Task directions
Write each line exactly as it stands, from the line containing "Convert this document image to plain text." through the end of the data.

Exercise inputs
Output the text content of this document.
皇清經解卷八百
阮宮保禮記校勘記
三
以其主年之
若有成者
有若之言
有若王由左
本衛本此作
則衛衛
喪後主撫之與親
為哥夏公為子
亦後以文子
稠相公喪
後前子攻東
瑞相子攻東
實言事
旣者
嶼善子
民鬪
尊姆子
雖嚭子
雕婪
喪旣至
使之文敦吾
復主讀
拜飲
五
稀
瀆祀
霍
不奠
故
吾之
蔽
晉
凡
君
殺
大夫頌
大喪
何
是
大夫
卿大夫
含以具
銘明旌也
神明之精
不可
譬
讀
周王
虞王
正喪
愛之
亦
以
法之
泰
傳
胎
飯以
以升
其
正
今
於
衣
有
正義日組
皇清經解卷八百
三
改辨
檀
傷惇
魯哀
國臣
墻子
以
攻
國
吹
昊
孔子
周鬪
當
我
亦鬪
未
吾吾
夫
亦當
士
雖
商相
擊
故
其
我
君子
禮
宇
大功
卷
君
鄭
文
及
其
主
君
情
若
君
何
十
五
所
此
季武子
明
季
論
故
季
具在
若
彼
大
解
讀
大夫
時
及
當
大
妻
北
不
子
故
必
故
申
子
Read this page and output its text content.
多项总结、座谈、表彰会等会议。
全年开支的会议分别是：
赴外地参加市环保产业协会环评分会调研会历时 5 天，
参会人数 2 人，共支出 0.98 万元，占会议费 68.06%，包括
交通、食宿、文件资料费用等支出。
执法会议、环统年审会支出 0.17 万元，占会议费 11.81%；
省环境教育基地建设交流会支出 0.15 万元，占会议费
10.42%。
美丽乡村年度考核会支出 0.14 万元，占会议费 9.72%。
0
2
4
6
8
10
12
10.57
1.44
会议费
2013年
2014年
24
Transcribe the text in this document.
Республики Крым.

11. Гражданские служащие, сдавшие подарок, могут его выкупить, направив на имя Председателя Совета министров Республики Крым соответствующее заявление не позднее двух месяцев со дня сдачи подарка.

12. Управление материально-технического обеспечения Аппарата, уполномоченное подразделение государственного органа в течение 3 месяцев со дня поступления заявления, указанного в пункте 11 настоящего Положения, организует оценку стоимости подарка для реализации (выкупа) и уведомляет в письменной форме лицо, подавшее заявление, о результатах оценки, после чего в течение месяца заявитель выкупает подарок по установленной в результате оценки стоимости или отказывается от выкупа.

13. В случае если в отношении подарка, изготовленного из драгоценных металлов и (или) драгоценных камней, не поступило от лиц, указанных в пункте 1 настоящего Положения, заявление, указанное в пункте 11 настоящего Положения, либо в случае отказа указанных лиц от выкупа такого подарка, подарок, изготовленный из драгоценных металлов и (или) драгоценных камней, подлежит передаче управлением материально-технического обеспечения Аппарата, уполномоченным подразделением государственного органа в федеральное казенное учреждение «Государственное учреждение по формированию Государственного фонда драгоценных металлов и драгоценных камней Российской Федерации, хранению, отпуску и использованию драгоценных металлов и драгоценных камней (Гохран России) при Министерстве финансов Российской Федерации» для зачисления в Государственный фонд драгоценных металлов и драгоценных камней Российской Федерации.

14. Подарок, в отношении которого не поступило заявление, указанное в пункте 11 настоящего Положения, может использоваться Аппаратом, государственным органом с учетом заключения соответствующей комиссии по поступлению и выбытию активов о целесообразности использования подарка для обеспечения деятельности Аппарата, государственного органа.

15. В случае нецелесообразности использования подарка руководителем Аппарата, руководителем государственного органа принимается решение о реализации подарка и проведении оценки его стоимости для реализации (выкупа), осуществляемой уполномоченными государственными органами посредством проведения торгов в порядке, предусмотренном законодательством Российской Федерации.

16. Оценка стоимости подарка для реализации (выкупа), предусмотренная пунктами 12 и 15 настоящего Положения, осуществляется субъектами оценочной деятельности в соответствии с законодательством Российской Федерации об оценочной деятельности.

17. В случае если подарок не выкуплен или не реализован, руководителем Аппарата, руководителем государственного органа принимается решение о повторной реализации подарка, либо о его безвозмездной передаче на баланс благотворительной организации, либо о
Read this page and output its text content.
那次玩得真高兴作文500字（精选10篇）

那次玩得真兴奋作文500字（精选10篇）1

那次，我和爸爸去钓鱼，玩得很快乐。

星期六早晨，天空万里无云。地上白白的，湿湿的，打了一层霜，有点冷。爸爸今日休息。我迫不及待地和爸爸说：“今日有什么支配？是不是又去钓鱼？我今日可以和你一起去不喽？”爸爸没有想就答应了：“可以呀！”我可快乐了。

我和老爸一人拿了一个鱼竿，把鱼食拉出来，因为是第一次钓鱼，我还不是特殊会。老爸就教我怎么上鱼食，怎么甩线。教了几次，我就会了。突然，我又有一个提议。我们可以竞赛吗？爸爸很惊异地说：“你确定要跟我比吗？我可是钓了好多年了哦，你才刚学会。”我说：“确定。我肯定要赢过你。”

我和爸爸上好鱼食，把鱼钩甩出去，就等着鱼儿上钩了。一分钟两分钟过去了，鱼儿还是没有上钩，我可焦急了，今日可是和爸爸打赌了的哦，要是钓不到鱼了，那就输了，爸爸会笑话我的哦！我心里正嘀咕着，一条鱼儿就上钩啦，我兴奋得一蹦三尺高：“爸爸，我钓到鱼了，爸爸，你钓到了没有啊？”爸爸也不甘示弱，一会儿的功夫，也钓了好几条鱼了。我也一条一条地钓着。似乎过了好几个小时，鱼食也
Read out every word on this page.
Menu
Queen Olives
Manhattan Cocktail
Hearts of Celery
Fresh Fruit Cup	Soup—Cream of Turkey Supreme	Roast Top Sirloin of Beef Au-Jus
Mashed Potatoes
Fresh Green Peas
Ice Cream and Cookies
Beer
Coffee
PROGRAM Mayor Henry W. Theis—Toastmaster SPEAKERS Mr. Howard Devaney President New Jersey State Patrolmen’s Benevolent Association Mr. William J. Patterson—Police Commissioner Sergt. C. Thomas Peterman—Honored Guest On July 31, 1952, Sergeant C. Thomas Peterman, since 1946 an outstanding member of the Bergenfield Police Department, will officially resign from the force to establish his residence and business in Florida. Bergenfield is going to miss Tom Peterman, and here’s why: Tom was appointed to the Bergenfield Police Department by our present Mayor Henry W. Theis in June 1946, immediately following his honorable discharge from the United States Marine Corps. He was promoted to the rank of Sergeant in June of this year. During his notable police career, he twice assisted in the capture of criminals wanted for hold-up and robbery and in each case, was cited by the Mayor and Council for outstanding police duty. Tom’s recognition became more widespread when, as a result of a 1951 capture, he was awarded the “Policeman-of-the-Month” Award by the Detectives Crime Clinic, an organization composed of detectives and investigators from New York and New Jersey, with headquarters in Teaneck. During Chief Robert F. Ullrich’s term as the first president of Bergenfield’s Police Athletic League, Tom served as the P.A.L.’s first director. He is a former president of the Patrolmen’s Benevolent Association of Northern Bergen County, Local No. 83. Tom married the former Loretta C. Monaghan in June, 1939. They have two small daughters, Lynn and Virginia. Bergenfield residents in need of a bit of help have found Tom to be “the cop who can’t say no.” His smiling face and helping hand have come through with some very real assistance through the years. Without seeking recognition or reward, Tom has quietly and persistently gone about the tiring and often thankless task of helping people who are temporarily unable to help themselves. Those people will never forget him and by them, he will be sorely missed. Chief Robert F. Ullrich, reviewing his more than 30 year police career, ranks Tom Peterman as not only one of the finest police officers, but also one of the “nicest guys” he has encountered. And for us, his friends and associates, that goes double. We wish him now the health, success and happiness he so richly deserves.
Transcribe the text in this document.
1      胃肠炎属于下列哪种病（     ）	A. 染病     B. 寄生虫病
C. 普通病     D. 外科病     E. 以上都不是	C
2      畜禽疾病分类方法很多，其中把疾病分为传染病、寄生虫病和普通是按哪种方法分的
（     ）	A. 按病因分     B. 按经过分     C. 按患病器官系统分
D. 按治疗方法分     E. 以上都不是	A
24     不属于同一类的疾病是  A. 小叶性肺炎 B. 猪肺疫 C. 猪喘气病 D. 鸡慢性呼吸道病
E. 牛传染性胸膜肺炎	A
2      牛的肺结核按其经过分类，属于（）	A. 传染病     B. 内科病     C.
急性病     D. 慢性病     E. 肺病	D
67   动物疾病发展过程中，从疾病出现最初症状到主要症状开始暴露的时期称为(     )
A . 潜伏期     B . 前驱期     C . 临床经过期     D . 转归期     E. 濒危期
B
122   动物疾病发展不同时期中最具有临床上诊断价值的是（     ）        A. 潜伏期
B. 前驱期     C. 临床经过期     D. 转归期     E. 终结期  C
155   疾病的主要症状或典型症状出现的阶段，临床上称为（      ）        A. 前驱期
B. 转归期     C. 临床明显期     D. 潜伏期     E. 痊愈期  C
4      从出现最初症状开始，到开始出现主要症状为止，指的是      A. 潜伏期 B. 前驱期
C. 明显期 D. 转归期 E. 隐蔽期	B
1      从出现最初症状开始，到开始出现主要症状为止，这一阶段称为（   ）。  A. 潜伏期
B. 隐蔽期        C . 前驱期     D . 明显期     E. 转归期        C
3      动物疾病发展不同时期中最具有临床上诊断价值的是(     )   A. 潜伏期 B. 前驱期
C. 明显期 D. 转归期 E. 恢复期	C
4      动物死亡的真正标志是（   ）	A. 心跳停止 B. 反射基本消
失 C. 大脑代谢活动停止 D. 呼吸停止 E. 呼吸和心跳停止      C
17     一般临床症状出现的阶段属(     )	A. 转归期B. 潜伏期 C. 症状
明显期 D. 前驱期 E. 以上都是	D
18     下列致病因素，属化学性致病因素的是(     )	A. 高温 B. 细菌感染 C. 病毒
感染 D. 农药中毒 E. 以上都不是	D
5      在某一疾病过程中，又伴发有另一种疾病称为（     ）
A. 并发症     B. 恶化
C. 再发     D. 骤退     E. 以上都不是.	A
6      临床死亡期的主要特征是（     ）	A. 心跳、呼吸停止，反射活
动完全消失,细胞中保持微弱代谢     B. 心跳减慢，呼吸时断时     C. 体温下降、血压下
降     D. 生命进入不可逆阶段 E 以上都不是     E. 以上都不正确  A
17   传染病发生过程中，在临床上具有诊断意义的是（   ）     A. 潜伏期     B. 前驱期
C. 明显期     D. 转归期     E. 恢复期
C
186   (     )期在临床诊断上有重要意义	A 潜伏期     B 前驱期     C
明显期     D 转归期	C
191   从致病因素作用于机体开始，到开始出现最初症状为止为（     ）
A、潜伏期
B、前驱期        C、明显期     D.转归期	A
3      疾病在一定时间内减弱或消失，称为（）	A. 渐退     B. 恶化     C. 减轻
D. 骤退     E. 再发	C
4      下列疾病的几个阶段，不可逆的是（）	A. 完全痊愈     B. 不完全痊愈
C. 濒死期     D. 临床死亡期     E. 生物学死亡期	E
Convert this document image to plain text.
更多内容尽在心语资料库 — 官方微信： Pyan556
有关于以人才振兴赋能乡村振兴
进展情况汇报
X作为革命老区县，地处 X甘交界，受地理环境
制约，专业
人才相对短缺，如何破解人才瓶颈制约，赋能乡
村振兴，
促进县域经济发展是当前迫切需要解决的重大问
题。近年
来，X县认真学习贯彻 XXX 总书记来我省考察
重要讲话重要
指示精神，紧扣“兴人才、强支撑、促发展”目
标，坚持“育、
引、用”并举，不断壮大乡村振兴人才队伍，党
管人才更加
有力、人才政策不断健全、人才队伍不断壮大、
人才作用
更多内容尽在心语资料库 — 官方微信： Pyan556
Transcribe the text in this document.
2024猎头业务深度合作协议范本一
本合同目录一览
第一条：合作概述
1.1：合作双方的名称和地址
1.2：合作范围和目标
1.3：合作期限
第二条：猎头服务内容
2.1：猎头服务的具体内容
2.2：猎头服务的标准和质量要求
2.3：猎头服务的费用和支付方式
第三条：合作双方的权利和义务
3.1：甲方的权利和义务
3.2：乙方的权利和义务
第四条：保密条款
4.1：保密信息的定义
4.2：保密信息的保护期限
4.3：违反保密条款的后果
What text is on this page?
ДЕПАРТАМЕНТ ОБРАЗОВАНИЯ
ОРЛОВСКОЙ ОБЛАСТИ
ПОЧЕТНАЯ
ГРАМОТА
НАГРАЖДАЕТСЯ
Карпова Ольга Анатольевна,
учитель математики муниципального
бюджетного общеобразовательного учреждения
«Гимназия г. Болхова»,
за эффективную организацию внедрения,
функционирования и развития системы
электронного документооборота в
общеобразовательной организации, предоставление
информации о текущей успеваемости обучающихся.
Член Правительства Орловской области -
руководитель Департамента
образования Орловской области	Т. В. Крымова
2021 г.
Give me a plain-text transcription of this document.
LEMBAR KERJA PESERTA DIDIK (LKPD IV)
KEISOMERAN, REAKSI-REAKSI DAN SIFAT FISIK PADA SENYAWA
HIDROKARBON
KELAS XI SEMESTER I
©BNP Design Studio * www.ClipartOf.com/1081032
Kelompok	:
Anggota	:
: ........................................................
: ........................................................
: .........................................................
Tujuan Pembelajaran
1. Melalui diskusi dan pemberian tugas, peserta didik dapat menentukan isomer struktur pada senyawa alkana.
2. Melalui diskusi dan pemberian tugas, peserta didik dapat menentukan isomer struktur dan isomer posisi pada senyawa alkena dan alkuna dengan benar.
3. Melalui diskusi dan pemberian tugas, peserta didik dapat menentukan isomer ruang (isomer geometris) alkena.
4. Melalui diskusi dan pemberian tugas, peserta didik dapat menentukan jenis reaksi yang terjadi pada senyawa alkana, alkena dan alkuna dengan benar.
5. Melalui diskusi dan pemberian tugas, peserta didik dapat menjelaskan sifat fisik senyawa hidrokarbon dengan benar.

Result
Convert this document image to plain text.
更多内容尽在心语资料库 — 官方微信： Pyan556
有关于以人才振兴赋能乡村振兴
进展情况汇报
X作为革命老区县，地处 X甘交界，受地理环境
制约，专业
人才相对短缺，如何破解人才瓶颈制约，赋能乡
村振兴，
促进县域经济发展是当前迫切需要解决的重大问
题。近年
来，X县认真学习贯彻 XXX 总书记来我省考察
重要讲话重要
指示精神，紧扣“兴人才、强支撑、促发展”目
标，坚持“育、
引、用”并举，不断壮大乡村振兴人才队伍，党
管人才更加
有力、人才政策不断健全、人才队伍不断壮大、
人才作用
更多内容尽在心语资料库 — 官方微信： Pyan556
Transcribe the text in this document.
2024猎头业务深度合作协议范本一
本合同目录一览
第一条：合作概述
1.1：合作双方的名称和地址
1.2：合作范围和目标
1.3：合作期限
第二条：猎头服务内容
2.1：猎头服务的具体内容
2.2：猎头服务的标准和质量要求
2.3：猎头服务的费用和支付方式
第三条：合作双方的权利和义务
3.1：甲方的权利和义务
3.2：乙方的权利和义务
第四条：保密条款
4.1：保密信息的定义
4.2：保密信息的保护期限
4.3：违反保密条款的后果
What text is on this page?
ДЕПАРТАМЕНТ ОБРАЗОВАНИЯ
ОРЛОВСКОЙ ОБЛАСТИ
ПОЧЕТНАЯ
ГРАМОТА
НАГРАЖДАЕТСЯ
Карпова Ольга Анатольевна,
учитель математики муниципального
бюджетного общеобразовательного учреждения
«Гимназия г. Болхова»,
за эффективную организацию внедрения,
функционирования и развития системы
электронного документооборота в
общеобразовательной организации, предоставление
информации о текущей успеваемости обучающихся.
Член Правительства Орловской области -
руководитель Департамента
образования Орловской области	Т. В. Крымова
2021 г.
Give me a plain-text transcription of this document.
LEMBAR KERJA PESERTA DIDIK (LKPD IV)
KEISOMERAN, REAKSI-REAKSI DAN SIFAT FISIK PADA SENYAWA
HIDROKARBON
KELAS XI SEMESTER I
©BNP Design Studio * www.ClipartOf.com/1081032
Kelompok	:
Anggota	:
: ........................................................
: ........................................................
: .........................................................
Tujuan Pembelajaran
1. Melalui diskusi dan pemberian tugas, peserta didik dapat menentukan isomer struktur pada senyawa alkana.
2. Melalui diskusi dan pemberian tugas, peserta didik dapat menentukan isomer struktur dan isomer posisi pada senyawa alkena dan alkuna dengan benar.
3. Melalui diskusi dan pemberian tugas, peserta didik dapat menentukan isomer ruang (isomer geometris) alkena.
4. Melalui diskusi dan pemberian tugas, peserta didik dapat menentukan jenis reaksi yang terjadi pada senyawa alkana, alkena dan alkuna dengan benar.
5. Melalui diskusi dan pemberian tugas, peserta didik dapat menjelaskan sifat fisik senyawa hidrokarbon dengan benar.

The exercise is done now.